======== DOCUMENT PASSAGE

By being forced to install non-free BLOBs to be able to use "our" devices we actually admit that we're not the ones who actually control "our" computers. That's admitting full defeat! You're not the owner of "your" devices.

Given that computers are now kind of "brain extensions" this means you're not in control of a substantial part of yourself.

This has quite some implications! And I'm not even thinking about such things like future computer devices connected directly to human brains…

2 comments

You don't control the hardware in the first place. Can you modify the microchips on your hardware? Can you modify the printed circuits? Can you modify a ROM in hardware? In all those cases the answer is "not really", short of some spectacular reverse engineering effort and specialized hardware and skills that even most technical users don't have (you can modify anything with enough effort). All this focus on firmware seems rather misplaced.
Let's not conflate hardware with software. The first one is practically impossible to modify for a completely different reason than the second one (physical limitations and the need for specialized hardware that costs serious money vs artificial limitations imposed by developers). You can at least repair it (unless you bought into the Apple ecosystem — you knew what you were getting into then), and a relative of mine makes good living doing just that.
Firmware is inextricable tied to hardware; you could pretty much say it is hardware. Hardware has had "software" in it for decades and no one complains about it either, except when this software is loaded in a particular fashion.
Then don't buy hardware that requires non-free firmware.

================
======== ITEMS

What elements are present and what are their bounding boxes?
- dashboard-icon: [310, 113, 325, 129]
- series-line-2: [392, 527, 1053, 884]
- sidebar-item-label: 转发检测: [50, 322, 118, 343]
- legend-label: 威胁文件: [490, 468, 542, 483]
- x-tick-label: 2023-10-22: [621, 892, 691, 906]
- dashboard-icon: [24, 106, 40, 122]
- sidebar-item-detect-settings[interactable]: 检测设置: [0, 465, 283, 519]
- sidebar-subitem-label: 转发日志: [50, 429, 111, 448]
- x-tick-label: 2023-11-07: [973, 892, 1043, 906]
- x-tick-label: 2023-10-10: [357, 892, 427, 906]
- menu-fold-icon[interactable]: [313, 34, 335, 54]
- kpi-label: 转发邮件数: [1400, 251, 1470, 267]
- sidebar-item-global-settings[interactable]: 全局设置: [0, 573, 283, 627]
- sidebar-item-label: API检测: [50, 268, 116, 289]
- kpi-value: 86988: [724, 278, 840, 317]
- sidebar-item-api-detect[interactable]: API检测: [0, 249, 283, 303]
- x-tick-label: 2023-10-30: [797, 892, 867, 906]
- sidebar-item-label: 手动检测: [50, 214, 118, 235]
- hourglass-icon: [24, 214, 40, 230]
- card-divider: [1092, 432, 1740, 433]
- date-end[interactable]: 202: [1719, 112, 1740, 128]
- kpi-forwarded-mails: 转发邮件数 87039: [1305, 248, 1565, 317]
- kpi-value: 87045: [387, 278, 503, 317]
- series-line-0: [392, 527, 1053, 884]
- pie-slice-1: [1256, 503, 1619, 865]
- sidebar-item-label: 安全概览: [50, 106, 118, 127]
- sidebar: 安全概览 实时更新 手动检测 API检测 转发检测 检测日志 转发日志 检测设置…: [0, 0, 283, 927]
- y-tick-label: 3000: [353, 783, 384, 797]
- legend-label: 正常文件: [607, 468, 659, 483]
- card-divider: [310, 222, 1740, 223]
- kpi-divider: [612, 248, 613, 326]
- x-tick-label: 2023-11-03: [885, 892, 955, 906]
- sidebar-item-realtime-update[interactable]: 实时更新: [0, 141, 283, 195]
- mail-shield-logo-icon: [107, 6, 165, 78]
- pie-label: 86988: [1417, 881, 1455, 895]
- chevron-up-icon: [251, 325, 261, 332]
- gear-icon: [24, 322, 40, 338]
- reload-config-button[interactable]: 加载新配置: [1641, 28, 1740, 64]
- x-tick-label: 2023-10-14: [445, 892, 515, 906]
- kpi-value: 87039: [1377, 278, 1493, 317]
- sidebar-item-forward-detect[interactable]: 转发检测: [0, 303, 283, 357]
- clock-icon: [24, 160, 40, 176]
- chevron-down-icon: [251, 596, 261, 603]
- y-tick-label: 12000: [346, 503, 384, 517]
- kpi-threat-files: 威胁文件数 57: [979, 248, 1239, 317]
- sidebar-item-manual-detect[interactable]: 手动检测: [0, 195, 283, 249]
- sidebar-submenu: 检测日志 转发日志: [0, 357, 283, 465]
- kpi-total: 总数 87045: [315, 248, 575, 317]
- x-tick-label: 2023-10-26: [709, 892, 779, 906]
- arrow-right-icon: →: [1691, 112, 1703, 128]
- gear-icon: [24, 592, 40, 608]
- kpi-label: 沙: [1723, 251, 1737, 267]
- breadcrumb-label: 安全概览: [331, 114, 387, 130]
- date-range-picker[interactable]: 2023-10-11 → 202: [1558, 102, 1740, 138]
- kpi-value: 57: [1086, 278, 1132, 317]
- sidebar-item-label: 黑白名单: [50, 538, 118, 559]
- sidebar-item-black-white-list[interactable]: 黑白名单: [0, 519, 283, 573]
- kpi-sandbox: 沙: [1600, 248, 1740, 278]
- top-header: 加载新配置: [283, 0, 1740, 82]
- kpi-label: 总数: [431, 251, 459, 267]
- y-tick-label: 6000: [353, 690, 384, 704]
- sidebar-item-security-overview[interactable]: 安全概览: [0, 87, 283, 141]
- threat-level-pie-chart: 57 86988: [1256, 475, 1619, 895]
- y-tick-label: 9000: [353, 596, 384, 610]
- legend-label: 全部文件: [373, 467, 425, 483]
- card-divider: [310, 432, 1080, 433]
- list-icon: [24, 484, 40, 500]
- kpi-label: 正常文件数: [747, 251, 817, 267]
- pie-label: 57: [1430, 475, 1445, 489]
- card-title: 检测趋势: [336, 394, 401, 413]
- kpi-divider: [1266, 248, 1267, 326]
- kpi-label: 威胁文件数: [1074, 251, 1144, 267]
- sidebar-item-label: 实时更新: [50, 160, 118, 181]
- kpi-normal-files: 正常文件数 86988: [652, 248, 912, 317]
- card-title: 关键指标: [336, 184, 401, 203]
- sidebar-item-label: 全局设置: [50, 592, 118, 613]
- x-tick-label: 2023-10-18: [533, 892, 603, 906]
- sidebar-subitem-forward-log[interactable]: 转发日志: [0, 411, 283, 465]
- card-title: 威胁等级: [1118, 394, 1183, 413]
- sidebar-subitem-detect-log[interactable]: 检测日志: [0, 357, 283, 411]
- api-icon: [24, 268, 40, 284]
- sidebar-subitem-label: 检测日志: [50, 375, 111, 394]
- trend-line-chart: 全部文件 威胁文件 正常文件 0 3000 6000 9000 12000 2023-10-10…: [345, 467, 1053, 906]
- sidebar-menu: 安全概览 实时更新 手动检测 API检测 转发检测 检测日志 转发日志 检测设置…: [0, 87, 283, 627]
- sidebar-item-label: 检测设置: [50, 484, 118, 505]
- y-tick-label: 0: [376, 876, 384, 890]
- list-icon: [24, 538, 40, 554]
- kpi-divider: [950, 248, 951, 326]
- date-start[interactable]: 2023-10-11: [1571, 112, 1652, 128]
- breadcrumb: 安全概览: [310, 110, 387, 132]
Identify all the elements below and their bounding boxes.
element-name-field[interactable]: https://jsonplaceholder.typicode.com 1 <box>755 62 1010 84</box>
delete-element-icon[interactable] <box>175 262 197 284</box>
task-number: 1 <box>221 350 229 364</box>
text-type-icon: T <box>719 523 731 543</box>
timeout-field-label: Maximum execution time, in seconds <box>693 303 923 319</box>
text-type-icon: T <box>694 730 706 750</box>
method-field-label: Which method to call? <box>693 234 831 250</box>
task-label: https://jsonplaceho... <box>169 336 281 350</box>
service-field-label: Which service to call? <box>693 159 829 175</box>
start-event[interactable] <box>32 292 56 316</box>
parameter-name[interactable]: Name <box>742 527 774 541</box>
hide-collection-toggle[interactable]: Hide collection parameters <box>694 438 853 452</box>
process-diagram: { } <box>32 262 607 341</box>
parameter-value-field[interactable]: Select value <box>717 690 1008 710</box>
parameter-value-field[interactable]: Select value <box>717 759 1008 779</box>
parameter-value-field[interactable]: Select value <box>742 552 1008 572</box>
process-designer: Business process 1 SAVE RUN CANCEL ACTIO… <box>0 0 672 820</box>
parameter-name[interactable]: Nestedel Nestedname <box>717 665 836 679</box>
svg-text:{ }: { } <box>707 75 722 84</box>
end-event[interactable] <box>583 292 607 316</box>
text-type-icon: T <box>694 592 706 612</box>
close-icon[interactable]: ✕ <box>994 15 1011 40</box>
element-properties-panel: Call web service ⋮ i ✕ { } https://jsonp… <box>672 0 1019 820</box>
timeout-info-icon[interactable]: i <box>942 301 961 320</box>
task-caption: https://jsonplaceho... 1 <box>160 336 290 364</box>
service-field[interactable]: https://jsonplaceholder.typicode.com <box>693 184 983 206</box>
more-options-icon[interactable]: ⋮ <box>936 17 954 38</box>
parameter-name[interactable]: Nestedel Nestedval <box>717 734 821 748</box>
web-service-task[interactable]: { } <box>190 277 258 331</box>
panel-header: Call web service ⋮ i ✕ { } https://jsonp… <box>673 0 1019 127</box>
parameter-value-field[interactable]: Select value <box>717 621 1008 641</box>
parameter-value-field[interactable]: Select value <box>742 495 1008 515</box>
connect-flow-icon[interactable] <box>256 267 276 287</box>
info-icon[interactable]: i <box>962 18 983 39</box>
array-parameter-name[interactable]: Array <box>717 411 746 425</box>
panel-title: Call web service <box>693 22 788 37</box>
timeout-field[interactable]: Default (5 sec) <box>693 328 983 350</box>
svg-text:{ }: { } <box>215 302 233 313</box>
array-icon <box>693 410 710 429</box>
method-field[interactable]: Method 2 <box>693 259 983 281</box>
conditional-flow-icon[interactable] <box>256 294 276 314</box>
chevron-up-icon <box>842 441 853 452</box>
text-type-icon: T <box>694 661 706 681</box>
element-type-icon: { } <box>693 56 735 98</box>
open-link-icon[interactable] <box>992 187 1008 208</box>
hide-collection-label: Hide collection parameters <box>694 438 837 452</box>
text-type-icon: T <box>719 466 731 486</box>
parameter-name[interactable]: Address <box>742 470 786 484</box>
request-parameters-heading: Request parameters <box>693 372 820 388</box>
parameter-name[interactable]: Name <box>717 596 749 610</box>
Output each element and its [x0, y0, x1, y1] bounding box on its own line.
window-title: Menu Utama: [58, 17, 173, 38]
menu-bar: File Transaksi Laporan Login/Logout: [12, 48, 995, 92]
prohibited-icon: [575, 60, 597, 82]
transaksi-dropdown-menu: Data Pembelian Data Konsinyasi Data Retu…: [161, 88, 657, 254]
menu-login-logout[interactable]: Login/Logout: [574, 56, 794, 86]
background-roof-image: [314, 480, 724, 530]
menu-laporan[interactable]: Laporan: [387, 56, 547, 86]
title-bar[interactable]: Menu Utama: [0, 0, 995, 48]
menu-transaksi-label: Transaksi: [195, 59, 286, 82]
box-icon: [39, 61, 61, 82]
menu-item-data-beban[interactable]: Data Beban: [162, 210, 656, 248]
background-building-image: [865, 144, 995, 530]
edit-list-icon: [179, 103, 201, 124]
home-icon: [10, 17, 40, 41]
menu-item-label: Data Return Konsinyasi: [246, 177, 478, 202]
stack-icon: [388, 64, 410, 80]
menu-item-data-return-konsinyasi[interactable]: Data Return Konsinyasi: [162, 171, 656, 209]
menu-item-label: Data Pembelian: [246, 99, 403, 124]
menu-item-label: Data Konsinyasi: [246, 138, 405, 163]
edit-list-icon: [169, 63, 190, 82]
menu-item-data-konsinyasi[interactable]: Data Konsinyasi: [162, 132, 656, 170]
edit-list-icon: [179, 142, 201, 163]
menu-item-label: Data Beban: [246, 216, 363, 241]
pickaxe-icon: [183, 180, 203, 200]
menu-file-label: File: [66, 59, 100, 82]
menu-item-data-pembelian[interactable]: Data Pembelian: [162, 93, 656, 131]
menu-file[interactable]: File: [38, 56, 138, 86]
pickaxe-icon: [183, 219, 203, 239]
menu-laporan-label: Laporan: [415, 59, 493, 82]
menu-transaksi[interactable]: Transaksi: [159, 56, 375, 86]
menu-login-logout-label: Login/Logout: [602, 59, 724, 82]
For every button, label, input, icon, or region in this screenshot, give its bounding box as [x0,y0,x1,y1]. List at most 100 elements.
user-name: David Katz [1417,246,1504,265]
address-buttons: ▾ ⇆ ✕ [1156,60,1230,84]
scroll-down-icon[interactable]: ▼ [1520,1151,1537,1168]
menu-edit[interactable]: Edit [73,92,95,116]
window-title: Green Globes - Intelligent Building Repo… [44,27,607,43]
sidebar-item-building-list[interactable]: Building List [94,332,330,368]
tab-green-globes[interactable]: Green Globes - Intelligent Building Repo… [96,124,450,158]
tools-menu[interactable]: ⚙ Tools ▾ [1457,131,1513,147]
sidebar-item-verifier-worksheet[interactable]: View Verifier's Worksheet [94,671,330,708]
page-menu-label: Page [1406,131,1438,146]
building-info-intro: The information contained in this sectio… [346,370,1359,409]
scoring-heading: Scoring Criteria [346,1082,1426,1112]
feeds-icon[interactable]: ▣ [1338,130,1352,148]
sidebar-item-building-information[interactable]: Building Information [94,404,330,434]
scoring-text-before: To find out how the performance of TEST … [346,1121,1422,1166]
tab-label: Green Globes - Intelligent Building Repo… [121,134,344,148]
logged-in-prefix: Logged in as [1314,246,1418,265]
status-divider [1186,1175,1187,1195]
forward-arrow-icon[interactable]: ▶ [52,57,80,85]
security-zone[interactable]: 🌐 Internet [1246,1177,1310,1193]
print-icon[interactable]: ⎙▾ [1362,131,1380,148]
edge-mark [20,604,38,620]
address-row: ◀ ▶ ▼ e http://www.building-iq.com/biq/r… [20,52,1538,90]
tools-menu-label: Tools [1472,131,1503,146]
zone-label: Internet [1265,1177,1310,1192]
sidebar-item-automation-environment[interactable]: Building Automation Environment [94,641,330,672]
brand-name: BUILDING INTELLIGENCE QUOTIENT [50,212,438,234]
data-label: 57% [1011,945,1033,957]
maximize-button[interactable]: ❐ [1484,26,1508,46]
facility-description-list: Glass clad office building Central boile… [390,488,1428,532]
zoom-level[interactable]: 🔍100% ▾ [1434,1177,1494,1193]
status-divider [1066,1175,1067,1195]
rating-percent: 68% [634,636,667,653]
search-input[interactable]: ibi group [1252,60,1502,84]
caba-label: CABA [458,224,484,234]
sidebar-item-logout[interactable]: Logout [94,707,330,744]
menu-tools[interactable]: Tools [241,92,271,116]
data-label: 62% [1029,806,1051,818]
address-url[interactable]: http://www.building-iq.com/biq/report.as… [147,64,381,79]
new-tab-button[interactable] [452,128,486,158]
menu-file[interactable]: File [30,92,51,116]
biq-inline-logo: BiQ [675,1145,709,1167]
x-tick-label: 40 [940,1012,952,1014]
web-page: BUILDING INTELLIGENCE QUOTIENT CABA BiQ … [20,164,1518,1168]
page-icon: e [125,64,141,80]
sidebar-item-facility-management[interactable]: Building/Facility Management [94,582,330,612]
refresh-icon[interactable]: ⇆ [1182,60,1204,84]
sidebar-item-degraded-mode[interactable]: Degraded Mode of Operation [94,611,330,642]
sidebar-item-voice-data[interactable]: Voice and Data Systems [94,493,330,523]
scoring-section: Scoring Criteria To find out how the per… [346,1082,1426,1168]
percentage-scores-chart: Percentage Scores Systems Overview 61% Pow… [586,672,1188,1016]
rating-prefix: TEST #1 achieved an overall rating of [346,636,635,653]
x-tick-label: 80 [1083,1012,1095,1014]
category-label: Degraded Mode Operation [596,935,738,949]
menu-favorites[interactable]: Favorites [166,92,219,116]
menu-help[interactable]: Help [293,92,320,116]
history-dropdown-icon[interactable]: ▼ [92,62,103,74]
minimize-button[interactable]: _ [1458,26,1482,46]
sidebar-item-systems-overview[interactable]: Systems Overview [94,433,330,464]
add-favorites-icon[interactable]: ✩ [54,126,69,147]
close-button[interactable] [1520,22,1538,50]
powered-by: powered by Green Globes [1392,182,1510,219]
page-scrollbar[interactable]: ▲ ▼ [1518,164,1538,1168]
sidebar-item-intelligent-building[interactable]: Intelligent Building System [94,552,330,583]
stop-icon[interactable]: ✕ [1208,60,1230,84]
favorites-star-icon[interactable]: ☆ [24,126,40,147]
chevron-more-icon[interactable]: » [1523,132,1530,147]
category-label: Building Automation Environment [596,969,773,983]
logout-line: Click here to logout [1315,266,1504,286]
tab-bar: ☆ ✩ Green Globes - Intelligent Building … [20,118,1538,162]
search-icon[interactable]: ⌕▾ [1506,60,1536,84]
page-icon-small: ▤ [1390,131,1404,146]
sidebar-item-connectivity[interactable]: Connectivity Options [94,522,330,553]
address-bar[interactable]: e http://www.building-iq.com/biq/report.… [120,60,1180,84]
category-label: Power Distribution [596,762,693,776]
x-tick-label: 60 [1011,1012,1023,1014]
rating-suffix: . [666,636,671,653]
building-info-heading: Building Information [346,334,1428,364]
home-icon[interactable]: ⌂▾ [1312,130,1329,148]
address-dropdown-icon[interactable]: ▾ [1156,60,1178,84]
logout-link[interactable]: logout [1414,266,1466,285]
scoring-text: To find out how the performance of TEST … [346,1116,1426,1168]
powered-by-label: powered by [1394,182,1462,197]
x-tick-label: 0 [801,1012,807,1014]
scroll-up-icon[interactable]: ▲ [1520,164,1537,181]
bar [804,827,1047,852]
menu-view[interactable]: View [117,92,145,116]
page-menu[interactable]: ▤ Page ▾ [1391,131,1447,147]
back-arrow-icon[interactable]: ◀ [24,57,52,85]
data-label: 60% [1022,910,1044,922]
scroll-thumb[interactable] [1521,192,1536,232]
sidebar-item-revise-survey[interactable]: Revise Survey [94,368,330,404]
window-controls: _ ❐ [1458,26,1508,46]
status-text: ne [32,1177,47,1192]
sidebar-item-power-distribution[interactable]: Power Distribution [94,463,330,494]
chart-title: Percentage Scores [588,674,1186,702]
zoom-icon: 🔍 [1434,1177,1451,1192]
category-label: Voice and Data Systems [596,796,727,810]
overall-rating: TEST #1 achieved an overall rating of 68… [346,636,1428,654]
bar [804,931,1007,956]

================

#### TASK SET
1. In the firmware discussion, what does the post say computers have now become?
2. Sum up the firmware discussion in two sentences.

#### EXERCISE RESPONSES
1. Computers are now kind of "brain extensions."

2. The post argues that being forced to install non-free BLOBs to use our devices means we don't really control our computers, and since computers are now like brain extensions, we lose control of a substantial part of ourselves. The replies argue that users never controlled the hardware in the first place and that firmware is practically hardware, counter that hardware and software shouldn't be conflated, and suggest not buying hardware that requires non-free firmware.